** start RECORDS SUPPLIED **
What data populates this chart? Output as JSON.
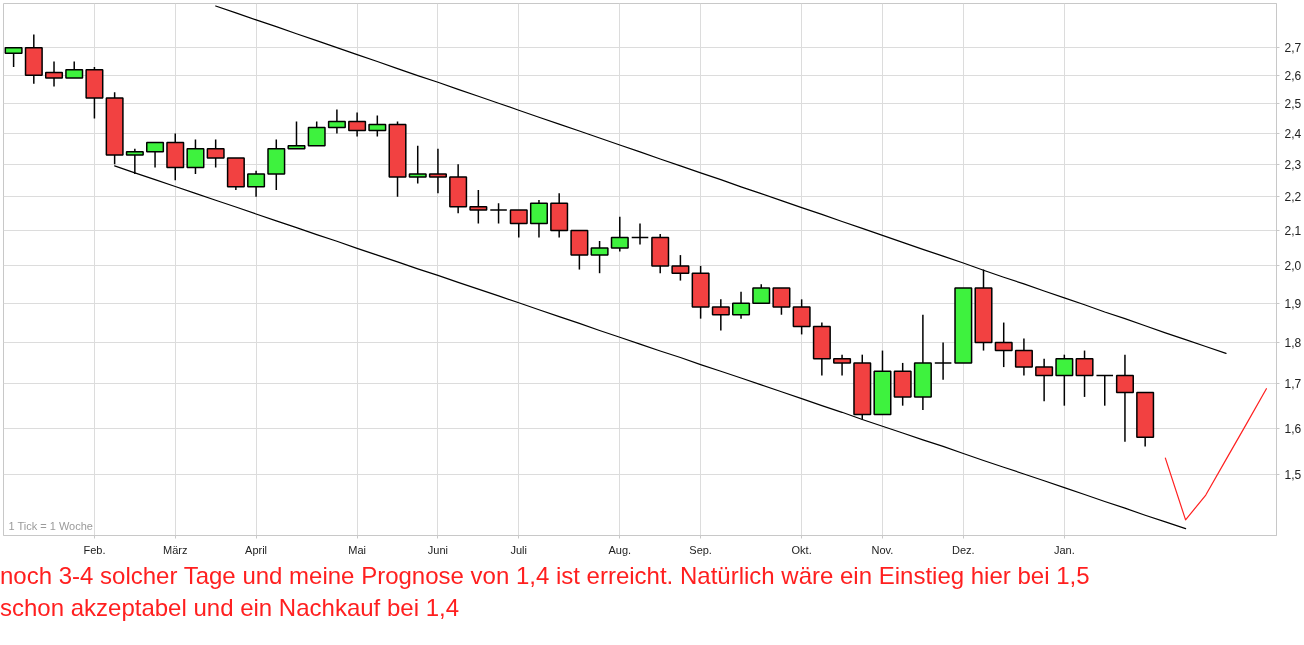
{
  "chart_data": {
    "type": "candlestick",
    "categories": [
      null,
      null,
      null,
      null,
      "Feb.",
      null,
      null,
      null,
      "März",
      null,
      null,
      null,
      "April",
      null,
      null,
      null,
      null,
      "Mai",
      null,
      null,
      null,
      "Juni",
      null,
      null,
      null,
      "Juli",
      null,
      null,
      null,
      null,
      "Aug.",
      null,
      null,
      null,
      "Sep.",
      null,
      null,
      null,
      null,
      "Okt.",
      null,
      null,
      null,
      "Nov.",
      null,
      null,
      null,
      "Dez.",
      null,
      null,
      null,
      null,
      "Jan.",
      null,
      null,
      null,
      null,
      null,
      null,
      null,
      null,
      null,
      null
    ],
    "ohlc": [
      [
        2.68,
        2.7,
        2.63,
        2.7
      ],
      [
        2.7,
        2.75,
        2.57,
        2.6
      ],
      [
        2.61,
        2.65,
        2.56,
        2.59
      ],
      [
        2.59,
        2.65,
        2.59,
        2.62
      ],
      [
        2.62,
        2.63,
        2.45,
        2.52
      ],
      [
        2.52,
        2.54,
        2.3,
        2.33
      ],
      [
        2.33,
        2.35,
        2.27,
        2.34
      ],
      [
        2.34,
        2.37,
        2.29,
        2.37
      ],
      [
        2.37,
        2.4,
        2.25,
        2.29
      ],
      [
        2.29,
        2.38,
        2.27,
        2.35
      ],
      [
        2.35,
        2.38,
        2.29,
        2.32
      ],
      [
        2.32,
        2.32,
        2.22,
        2.23
      ],
      [
        2.23,
        2.28,
        2.2,
        2.27
      ],
      [
        2.27,
        2.38,
        2.22,
        2.35
      ],
      [
        2.35,
        2.44,
        2.35,
        2.36
      ],
      [
        2.36,
        2.44,
        2.36,
        2.42
      ],
      [
        2.42,
        2.48,
        2.4,
        2.44
      ],
      [
        2.44,
        2.47,
        2.39,
        2.41
      ],
      [
        2.41,
        2.46,
        2.39,
        2.43
      ],
      [
        2.43,
        2.44,
        2.2,
        2.26
      ],
      [
        2.26,
        2.36,
        2.24,
        2.27
      ],
      [
        2.27,
        2.35,
        2.21,
        2.26
      ],
      [
        2.26,
        2.3,
        2.15,
        2.17
      ],
      [
        2.17,
        2.22,
        2.12,
        2.16
      ],
      [
        2.16,
        2.18,
        2.12,
        2.16
      ],
      [
        2.16,
        2.16,
        2.08,
        2.12
      ],
      [
        2.12,
        2.19,
        2.08,
        2.18
      ],
      [
        2.18,
        2.21,
        2.08,
        2.1
      ],
      [
        2.1,
        2.1,
        1.99,
        2.03
      ],
      [
        2.03,
        2.07,
        1.98,
        2.05
      ],
      [
        2.05,
        2.14,
        2.04,
        2.08
      ],
      [
        2.08,
        2.12,
        2.06,
        2.08
      ],
      [
        2.08,
        2.09,
        1.98,
        2.0
      ],
      [
        2.0,
        2.03,
        1.96,
        1.98
      ],
      [
        1.98,
        2.0,
        1.86,
        1.89
      ],
      [
        1.89,
        1.91,
        1.83,
        1.87
      ],
      [
        1.87,
        1.93,
        1.86,
        1.9
      ],
      [
        1.9,
        1.95,
        1.9,
        1.94
      ],
      [
        1.94,
        1.94,
        1.87,
        1.89
      ],
      [
        1.89,
        1.91,
        1.82,
        1.84
      ],
      [
        1.84,
        1.85,
        1.72,
        1.76
      ],
      [
        1.76,
        1.77,
        1.72,
        1.75
      ],
      [
        1.75,
        1.77,
        1.62,
        1.63
      ],
      [
        1.63,
        1.78,
        1.63,
        1.73
      ],
      [
        1.73,
        1.75,
        1.65,
        1.67
      ],
      [
        1.67,
        1.87,
        1.64,
        1.75
      ],
      [
        1.75,
        1.8,
        1.71,
        1.75
      ],
      [
        1.75,
        1.94,
        1.75,
        1.94
      ],
      [
        1.94,
        1.99,
        1.78,
        1.8
      ],
      [
        1.8,
        1.85,
        1.74,
        1.78
      ],
      [
        1.78,
        1.81,
        1.72,
        1.74
      ],
      [
        1.74,
        1.76,
        1.66,
        1.72
      ],
      [
        1.72,
        1.77,
        1.65,
        1.76
      ],
      [
        1.76,
        1.78,
        1.67,
        1.72
      ],
      [
        1.72,
        1.72,
        1.65,
        1.72
      ],
      [
        1.72,
        1.77,
        1.57,
        1.68
      ],
      [
        1.68,
        1.68,
        1.56,
        1.58
      ],
      null,
      null,
      null,
      null,
      null,
      null
    ],
    "colors": [
      "#3ef23e",
      "#f24141",
      "#f24141",
      "#3ef23e",
      "#f24141",
      "#f24141",
      "#3ef23e",
      "#3ef23e",
      "#f24141",
      "#3ef23e",
      "#f24141",
      "#f24141",
      "#3ef23e",
      "#3ef23e",
      "#3ef23e",
      "#3ef23e",
      "#3ef23e",
      "#f24141",
      "#3ef23e",
      "#f24141",
      "#3ef23e",
      "#f24141",
      "#f24141",
      "#f24141",
      "#000000",
      "#f24141",
      "#3ef23e",
      "#f24141",
      "#f24141",
      "#3ef23e",
      "#3ef23e",
      "#000000",
      "#f24141",
      "#f24141",
      "#f24141",
      "#f24141",
      "#3ef23e",
      "#3ef23e",
      "#f24141",
      "#f24141",
      "#f24141",
      "#f24141",
      "#f24141",
      "#3ef23e",
      "#f24141",
      "#3ef23e",
      "#000000",
      "#3ef23e",
      "#f24141",
      "#f24141",
      "#f24141",
      "#f24141",
      "#3ef23e",
      "#f24141",
      "#000000",
      "#f24141",
      "#f24141",
      null,
      null,
      null,
      null,
      null,
      null
    ],
    "series": [
      {
        "type": "line",
        "color": "#000000",
        "values": [
          null,
          null,
          null,
          null,
          null,
          null,
          null,
          null,
          null,
          null,
          2.86,
          2.833,
          2.806,
          2.78,
          2.753,
          2.727,
          2.701,
          2.675,
          2.65,
          2.624,
          2.599,
          2.575,
          2.55,
          2.526,
          2.502,
          2.478,
          2.454,
          2.431,
          2.408,
          2.385,
          2.362,
          2.34,
          2.317,
          2.295,
          2.273,
          2.252,
          2.23,
          2.209,
          2.188,
          2.167,
          2.147,
          2.126,
          2.106,
          2.086,
          2.066,
          2.046,
          2.027,
          2.008,
          1.988,
          1.969,
          1.951,
          1.932,
          1.914,
          1.896,
          1.877,
          1.86,
          1.842,
          1.824,
          1.807,
          1.79,
          1.773,
          null,
          null
        ]
      },
      {
        "type": "line",
        "color": "#000000",
        "values": [
          null,
          null,
          null,
          null,
          null,
          2.295,
          2.273,
          2.252,
          2.231,
          2.21,
          2.189,
          2.169,
          2.148,
          2.128,
          2.108,
          2.088,
          2.069,
          2.049,
          2.03,
          2.011,
          1.992,
          1.974,
          1.955,
          1.937,
          1.919,
          1.901,
          1.883,
          1.865,
          1.848,
          1.83,
          1.813,
          1.796,
          1.779,
          1.763,
          1.746,
          1.73,
          1.714,
          1.698,
          1.682,
          1.666,
          1.65,
          1.635,
          1.619,
          1.604,
          1.589,
          1.574,
          1.56,
          1.545,
          1.53,
          1.516,
          1.502,
          1.488,
          1.474,
          1.46,
          1.446,
          1.433,
          1.419,
          1.406,
          1.393,
          null,
          null,
          null,
          null
        ]
      },
      {
        "type": "line",
        "color": "#ff2020",
        "values": [
          null,
          null,
          null,
          null,
          null,
          null,
          null,
          null,
          null,
          null,
          null,
          null,
          null,
          null,
          null,
          null,
          null,
          null,
          null,
          null,
          null,
          null,
          null,
          null,
          null,
          null,
          null,
          null,
          null,
          null,
          null,
          null,
          null,
          null,
          null,
          null,
          null,
          null,
          null,
          null,
          null,
          null,
          null,
          null,
          null,
          null,
          null,
          null,
          null,
          null,
          null,
          null,
          null,
          null,
          null,
          null,
          null,
          1.535,
          1.41,
          1.459,
          1.532,
          1.608,
          1.689
        ]
      }
    ],
    "ylim": [
      1.38,
      2.87
    ],
    "yticks": [
      {
        "value": 1.5,
        "label": "1,5"
      },
      {
        "value": 1.6,
        "label": "1,6"
      },
      {
        "value": 1.7,
        "label": "1,7"
      },
      {
        "value": 1.8,
        "label": "1,8"
      },
      {
        "value": 1.9,
        "label": "1,9"
      },
      {
        "value": 2.0,
        "label": "2,0"
      },
      {
        "value": 2.1,
        "label": "2,1"
      },
      {
        "value": 2.2,
        "label": "2,2"
      },
      {
        "value": 2.3,
        "label": "2,3"
      },
      {
        "value": 2.4,
        "label": "2,4"
      },
      {
        "value": 2.5,
        "label": "2,5"
      },
      {
        "value": 2.6,
        "label": "2,6"
      },
      {
        "value": 2.7,
        "label": "2,7"
      }
    ],
    "log": true,
    "grid": true,
    "annotations": [
      "1 Tick = 1 Woche",
      "noch 3-4 solcher Tage und meine Prognose von 1,4 ist erreicht. Natürlich wäre ein Einstieg hier bei 1,5 schon akzeptabel und ein Nachkauf bei 1,4"
    ]
  }
}
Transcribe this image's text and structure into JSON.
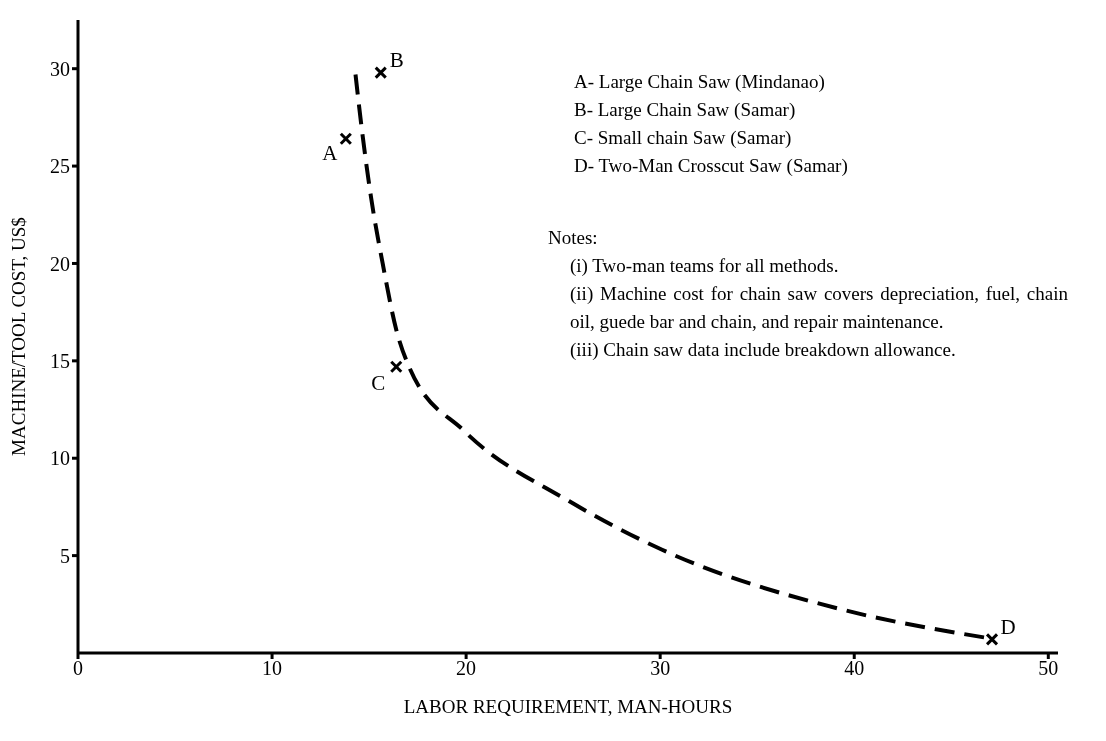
{
  "chart_data": {
    "type": "scatter",
    "xlabel": "LABOR REQUIREMENT, MAN-HOURS",
    "ylabel": "MACHINE/TOOL COST, US$",
    "xlim": [
      0,
      50.5
    ],
    "xticks": [
      0,
      10,
      20,
      30,
      40,
      50
    ],
    "ylim": [
      0,
      32.5
    ],
    "yticks": [
      5,
      10,
      15,
      20,
      25,
      30
    ],
    "grid": false,
    "series": [
      {
        "color": "#000000",
        "marker": "cross",
        "x": [
          13.8,
          15.6,
          16.4,
          47.1
        ],
        "values": [
          26.4,
          29.8,
          14.7,
          0.7
        ]
      },
      {
        "type": "line",
        "color": "#000000",
        "line_style": "dashed",
        "marker": "none",
        "x": [
          14.3,
          14.6,
          15.1,
          15.7,
          16.4,
          17.1,
          19.9,
          25.3,
          30.1,
          39.5,
          46.7
        ],
        "values": [
          29.7,
          27.1,
          23.4,
          20.0,
          16.6,
          14.6,
          11.4,
          7.8,
          5.3,
          2.2,
          0.8
        ]
      }
    ],
    "annotations": [
      {
        "text": "A",
        "x": 13.8,
        "y": 26.4
      },
      {
        "text": "B",
        "x": 15.6,
        "y": 29.8
      },
      {
        "text": "C",
        "x": 16.4,
        "y": 14.7
      },
      {
        "text": "D",
        "x": 47.1,
        "y": 0.7
      },
      "A- Large Chain Saw (Mindanao)",
      "B- Large Chain Saw (Samar)",
      "C- Small chain Saw (Samar)",
      "D- Two-Man Crosscut Saw (Samar)",
      "Notes:",
      "(i) Two-man teams for all methods.",
      "(ii) Machine cost for chain saw covers depreciation, fuel, chain oil, guede bar and chain, and repair maintenance.",
      "(iii) Chain saw data include breakdown allowance."
    ]
  }
}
** end RECORDS SUPPLIED **
YOUR OBJECTIVE
Find the line containing "Transcribe this image's" in the listing above. Please restate word for word that line through the last one, leaving out the pictures.

TASK RESULT
Transcribe this image's text and structure into JSON.
{
  "chart_data": {
    "type": "scatter",
    "xlabel": "LABOR REQUIREMENT, MAN-HOURS",
    "ylabel": "MACHINE/TOOL COST, US$",
    "xlim": [
      0,
      50.5
    ],
    "xticks": [
      0,
      10,
      20,
      30,
      40,
      50
    ],
    "ylim": [
      0,
      32.5
    ],
    "yticks": [
      5,
      10,
      15,
      20,
      25,
      30
    ],
    "grid": false,
    "series": [
      {
        "color": "#000000",
        "marker": "cross",
        "x": [
          13.8,
          15.6,
          16.4,
          47.1
        ],
        "values": [
          26.4,
          29.8,
          14.7,
          0.7
        ]
      },
      {
        "type": "line",
        "color": "#000000",
        "line_style": "dashed",
        "marker": "none",
        "x": [
          14.3,
          14.6,
          15.1,
          15.7,
          16.4,
          17.1,
          19.9,
          25.3,
          30.1,
          39.5,
          46.7
        ],
        "values": [
          29.7,
          27.1,
          23.4,
          20.0,
          16.6,
          14.6,
          11.4,
          7.8,
          5.3,
          2.2,
          0.8
        ]
      }
    ],
    "annotations": [
      {
        "text": "A",
        "x": 13.8,
        "y": 26.4
      },
      {
        "text": "B",
        "x": 15.6,
        "y": 29.8
      },
      {
        "text": "C",
        "x": 16.4,
        "y": 14.7
      },
      {
        "text": "D",
        "x": 47.1,
        "y": 0.7
      },
      "A- Large Chain Saw (Mindanao)",
      "B- Large Chain Saw (Samar)",
      "C- Small chain Saw (Samar)",
      "D- Two-Man Crosscut Saw (Samar)",
      "Notes:",
      "(i) Two-man teams for all methods.",
      "(ii) Machine cost for chain saw covers depreciation, fuel, chain oil, guede bar and chain, and repair maintenance.",
      "(iii) Chain saw data include breakdown allowance."
    ]
  }
}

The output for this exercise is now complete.